== DATASET ENTRIES ==
[start]

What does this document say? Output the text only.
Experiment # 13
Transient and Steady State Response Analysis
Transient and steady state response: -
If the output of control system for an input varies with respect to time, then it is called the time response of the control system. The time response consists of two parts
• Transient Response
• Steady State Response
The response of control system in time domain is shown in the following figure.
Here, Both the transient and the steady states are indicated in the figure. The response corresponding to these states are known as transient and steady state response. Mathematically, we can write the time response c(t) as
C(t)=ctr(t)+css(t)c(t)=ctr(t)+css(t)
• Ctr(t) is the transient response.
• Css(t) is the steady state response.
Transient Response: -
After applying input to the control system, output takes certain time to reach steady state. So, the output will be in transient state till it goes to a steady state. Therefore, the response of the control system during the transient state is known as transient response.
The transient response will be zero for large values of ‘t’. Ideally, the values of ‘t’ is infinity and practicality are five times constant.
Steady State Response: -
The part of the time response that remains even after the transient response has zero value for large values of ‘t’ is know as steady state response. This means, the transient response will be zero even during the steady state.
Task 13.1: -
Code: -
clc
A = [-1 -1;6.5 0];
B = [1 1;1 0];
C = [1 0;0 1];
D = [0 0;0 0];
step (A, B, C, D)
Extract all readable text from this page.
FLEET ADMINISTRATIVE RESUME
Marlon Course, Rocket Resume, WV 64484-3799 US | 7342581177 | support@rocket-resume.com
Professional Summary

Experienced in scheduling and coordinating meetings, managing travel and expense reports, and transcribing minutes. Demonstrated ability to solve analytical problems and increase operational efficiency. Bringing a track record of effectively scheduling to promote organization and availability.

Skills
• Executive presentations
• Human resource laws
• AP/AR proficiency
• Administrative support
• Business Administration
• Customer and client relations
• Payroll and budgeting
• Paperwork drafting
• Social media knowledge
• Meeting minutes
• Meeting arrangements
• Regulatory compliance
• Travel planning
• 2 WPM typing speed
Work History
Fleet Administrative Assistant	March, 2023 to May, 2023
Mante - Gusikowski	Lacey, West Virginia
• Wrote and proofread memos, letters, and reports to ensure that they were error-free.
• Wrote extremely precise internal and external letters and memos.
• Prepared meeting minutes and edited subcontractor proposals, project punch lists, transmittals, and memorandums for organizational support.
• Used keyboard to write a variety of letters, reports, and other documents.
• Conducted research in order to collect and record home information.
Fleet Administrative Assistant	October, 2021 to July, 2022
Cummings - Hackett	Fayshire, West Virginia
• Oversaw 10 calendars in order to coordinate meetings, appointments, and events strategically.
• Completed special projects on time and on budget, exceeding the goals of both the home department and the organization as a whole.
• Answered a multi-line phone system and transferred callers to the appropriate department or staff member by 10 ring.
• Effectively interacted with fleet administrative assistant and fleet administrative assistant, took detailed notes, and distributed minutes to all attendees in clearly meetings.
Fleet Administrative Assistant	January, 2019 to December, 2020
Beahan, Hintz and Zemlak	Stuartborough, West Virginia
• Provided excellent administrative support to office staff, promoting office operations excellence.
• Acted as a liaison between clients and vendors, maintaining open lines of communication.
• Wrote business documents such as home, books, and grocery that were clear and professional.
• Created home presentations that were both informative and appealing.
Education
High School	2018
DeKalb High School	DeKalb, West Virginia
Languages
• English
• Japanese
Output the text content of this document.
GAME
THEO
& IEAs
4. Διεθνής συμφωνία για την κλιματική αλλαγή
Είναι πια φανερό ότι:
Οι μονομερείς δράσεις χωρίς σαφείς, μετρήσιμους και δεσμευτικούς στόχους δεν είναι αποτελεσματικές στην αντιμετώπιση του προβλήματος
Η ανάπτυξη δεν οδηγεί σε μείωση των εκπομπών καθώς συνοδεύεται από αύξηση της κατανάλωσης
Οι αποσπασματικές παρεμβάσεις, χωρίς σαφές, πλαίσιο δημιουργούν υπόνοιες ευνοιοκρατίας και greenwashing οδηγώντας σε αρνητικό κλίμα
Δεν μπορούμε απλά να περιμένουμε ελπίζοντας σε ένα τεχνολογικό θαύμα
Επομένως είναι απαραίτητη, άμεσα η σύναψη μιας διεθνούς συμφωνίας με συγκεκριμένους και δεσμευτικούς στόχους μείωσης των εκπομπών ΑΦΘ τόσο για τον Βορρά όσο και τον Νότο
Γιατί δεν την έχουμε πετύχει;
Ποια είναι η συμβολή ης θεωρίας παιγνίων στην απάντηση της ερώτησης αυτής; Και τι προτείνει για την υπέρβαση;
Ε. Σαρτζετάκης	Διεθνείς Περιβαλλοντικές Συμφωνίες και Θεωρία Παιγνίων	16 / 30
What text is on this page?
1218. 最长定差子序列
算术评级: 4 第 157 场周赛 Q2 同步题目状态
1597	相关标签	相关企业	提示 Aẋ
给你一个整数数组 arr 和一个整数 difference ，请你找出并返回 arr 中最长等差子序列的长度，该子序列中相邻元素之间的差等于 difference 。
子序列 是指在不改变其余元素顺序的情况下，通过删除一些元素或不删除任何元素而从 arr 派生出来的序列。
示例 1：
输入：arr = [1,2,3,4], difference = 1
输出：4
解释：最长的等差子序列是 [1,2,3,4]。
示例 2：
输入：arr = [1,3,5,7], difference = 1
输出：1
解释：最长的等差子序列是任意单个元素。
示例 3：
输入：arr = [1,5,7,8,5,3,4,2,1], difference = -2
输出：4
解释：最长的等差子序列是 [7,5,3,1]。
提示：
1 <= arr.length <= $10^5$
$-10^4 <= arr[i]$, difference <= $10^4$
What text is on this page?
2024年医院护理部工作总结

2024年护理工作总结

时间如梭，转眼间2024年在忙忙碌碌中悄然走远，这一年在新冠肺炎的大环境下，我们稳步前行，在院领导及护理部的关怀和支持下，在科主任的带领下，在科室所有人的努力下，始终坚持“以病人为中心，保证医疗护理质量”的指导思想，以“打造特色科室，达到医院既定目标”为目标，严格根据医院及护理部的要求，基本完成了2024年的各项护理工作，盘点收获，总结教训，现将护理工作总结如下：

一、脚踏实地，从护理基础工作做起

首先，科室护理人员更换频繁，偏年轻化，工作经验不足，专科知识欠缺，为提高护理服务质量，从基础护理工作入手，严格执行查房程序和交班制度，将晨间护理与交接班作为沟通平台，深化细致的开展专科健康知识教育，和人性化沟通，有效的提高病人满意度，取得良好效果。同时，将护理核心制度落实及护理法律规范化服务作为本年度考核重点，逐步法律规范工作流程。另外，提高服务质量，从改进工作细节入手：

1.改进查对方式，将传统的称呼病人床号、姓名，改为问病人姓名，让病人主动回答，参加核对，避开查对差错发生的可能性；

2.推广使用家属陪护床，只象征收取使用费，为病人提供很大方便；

[end]

== TASK DESCRIPTION ==
Copy all of the material word for word.

== OUTPUT BELOW ==
What does this document say? Output the text only.
Experiment # 13
Transient and Steady State Response Analysis
Transient and steady state response: -
If the output of control system for an input varies with respect to time, then it is called the time response of the control system. The time response consists of two parts
• Transient Response
• Steady State Response
The response of control system in time domain is shown in the following figure.
Here, Both the transient and the steady states are indicated in the figure. The response corresponding to these states are known as transient and steady state response. Mathematically, we can write the time response c(t) as
C(t)=ctr(t)+css(t)c(t)=ctr(t)+css(t)
• Ctr(t) is the transient response.
• Css(t) is the steady state response.
Transient Response: -
After applying input to the control system, output takes certain time to reach steady state. So, the output will be in transient state till it goes to a steady state. Therefore, the response of the control system during the transient state is known as transient response.
The transient response will be zero for large values of ‘t’. Ideally, the values of ‘t’ is infinity and practicality are five times constant.
Steady State Response: -
The part of the time response that remains even after the transient response has zero value for large values of ‘t’ is know as steady state response. This means, the transient response will be zero even during the steady state.
Task 13.1: -
Code: -
clc
A = [-1 -1;6.5 0];
B = [1 1;1 0];
C = [1 0;0 1];
D = [0 0;0 0];
step (A, B, C, D)
Extract all readable text from this page.
FLEET ADMINISTRATIVE RESUME
Marlon Course, Rocket Resume, WV 64484-3799 US | 7342581177 | support@rocket-resume.com
Professional Summary

Experienced in scheduling and coordinating meetings, managing travel and expense reports, and transcribing minutes. Demonstrated ability to solve analytical problems and increase operational efficiency. Bringing a track record of effectively scheduling to promote organization and availability.

Skills
• Executive presentations
• Human resource laws
• AP/AR proficiency
• Administrative support
• Business Administration
• Customer and client relations
• Payroll and budgeting
• Paperwork drafting
• Social media knowledge
• Meeting minutes
• Meeting arrangements
• Regulatory compliance
• Travel planning
• 2 WPM typing speed
Work History
Fleet Administrative Assistant	March, 2023 to May, 2023
Mante - Gusikowski	Lacey, West Virginia
• Wrote and proofread memos, letters, and reports to ensure that they were error-free.
• Wrote extremely precise internal and external letters and memos.
• Prepared meeting minutes and edited subcontractor proposals, project punch lists, transmittals, and memorandums for organizational support.
• Used keyboard to write a variety of letters, reports, and other documents.
• Conducted research in order to collect and record home information.
Fleet Administrative Assistant	October, 2021 to July, 2022
Cummings - Hackett	Fayshire, West Virginia
• Oversaw 10 calendars in order to coordinate meetings, appointments, and events strategically.
• Completed special projects on time and on budget, exceeding the goals of both the home department and the organization as a whole.
• Answered a multi-line phone system and transferred callers to the appropriate department or staff member by 10 ring.
• Effectively interacted with fleet administrative assistant and fleet administrative assistant, took detailed notes, and distributed minutes to all attendees in clearly meetings.
Fleet Administrative Assistant	January, 2019 to December, 2020
Beahan, Hintz and Zemlak	Stuartborough, West Virginia
• Provided excellent administrative support to office staff, promoting office operations excellence.
• Acted as a liaison between clients and vendors, maintaining open lines of communication.
• Wrote business documents such as home, books, and grocery that were clear and professional.
• Created home presentations that were both informative and appealing.
Education
High School	2018
DeKalb High School	DeKalb, West Virginia
Languages
• English
• Japanese
Output the text content of this document.
GAME
THEO
& IEAs
4. Διεθνής συμφωνία για την κλιματική αλλαγή
Είναι πια φανερό ότι:
Οι μονομερείς δράσεις χωρίς σαφείς, μετρήσιμους και δεσμευτικούς στόχους δεν είναι αποτελεσματικές στην αντιμετώπιση του προβλήματος
Η ανάπτυξη δεν οδηγεί σε μείωση των εκπομπών καθώς συνοδεύεται από αύξηση της κατανάλωσης
Οι αποσπασματικές παρεμβάσεις, χωρίς σαφές, πλαίσιο δημιουργούν υπόνοιες ευνοιοκρατίας και greenwashing οδηγώντας σε αρνητικό κλίμα
Δεν μπορούμε απλά να περιμένουμε ελπίζοντας σε ένα τεχνολογικό θαύμα
Επομένως είναι απαραίτητη, άμεσα η σύναψη μιας διεθνούς συμφωνίας με συγκεκριμένους και δεσμευτικούς στόχους μείωσης των εκπομπών ΑΦΘ τόσο για τον Βορρά όσο και τον Νότο
Γιατί δεν την έχουμε πετύχει;
Ποια είναι η συμβολή ης θεωρίας παιγνίων στην απάντηση της ερώτησης αυτής; Και τι προτείνει για την υπέρβαση;
Ε. Σαρτζετάκης	Διεθνείς Περιβαλλοντικές Συμφωνίες και Θεωρία Παιγνίων	16 / 30
What text is on this page?
1218. 最长定差子序列
算术评级: 4 第 157 场周赛 Q2 同步题目状态
1597	相关标签	相关企业	提示 Aẋ
给你一个整数数组 arr 和一个整数 difference ，请你找出并返回 arr 中最长等差子序列的长度，该子序列中相邻元素之间的差等于 difference 。
子序列 是指在不改变其余元素顺序的情况下，通过删除一些元素或不删除任何元素而从 arr 派生出来的序列。
示例 1：
输入：arr = [1,2,3,4], difference = 1
输出：4
解释：最长的等差子序列是 [1,2,3,4]。
示例 2：
输入：arr = [1,3,5,7], difference = 1
输出：1
解释：最长的等差子序列是任意单个元素。
示例 3：
输入：arr = [1,5,7,8,5,3,4,2,1], difference = -2
输出：4
解释：最长的等差子序列是 [7,5,3,1]。
提示：
1 <= arr.length <= $10^5$
$-10^4 <= arr[i]$, difference <= $10^4$
What text is on this page?
2024年医院护理部工作总结

2024年护理工作总结

时间如梭，转眼间2024年在忙忙碌碌中悄然走远，这一年在新冠肺炎的大环境下，我们稳步前行，在院领导及护理部的关怀和支持下，在科主任的带领下，在科室所有人的努力下，始终坚持“以病人为中心，保证医疗护理质量”的指导思想，以“打造特色科室，达到医院既定目标”为目标，严格根据医院及护理部的要求，基本完成了2024年的各项护理工作，盘点收获，总结教训，现将护理工作总结如下：

一、脚踏实地，从护理基础工作做起

首先，科室护理人员更换频繁，偏年轻化，工作经验不足，专科知识欠缺，为提高护理服务质量，从基础护理工作入手，严格执行查房程序和交班制度，将晨间护理与交接班作为沟通平台，深化细致的开展专科健康知识教育，和人性化沟通，有效的提高病人满意度，取得良好效果。同时，将护理核心制度落实及护理法律规范化服务作为本年度考核重点，逐步法律规范工作流程。另外，提高服务质量，从改进工作细节入手：

1.改进查对方式，将传统的称呼病人床号、姓名，改为问病人姓名，让病人主动回答，参加核对，避开查对差错发生的可能性；

2.推广使用家属陪护床，只象征收取使用费，为病人提供很大方便；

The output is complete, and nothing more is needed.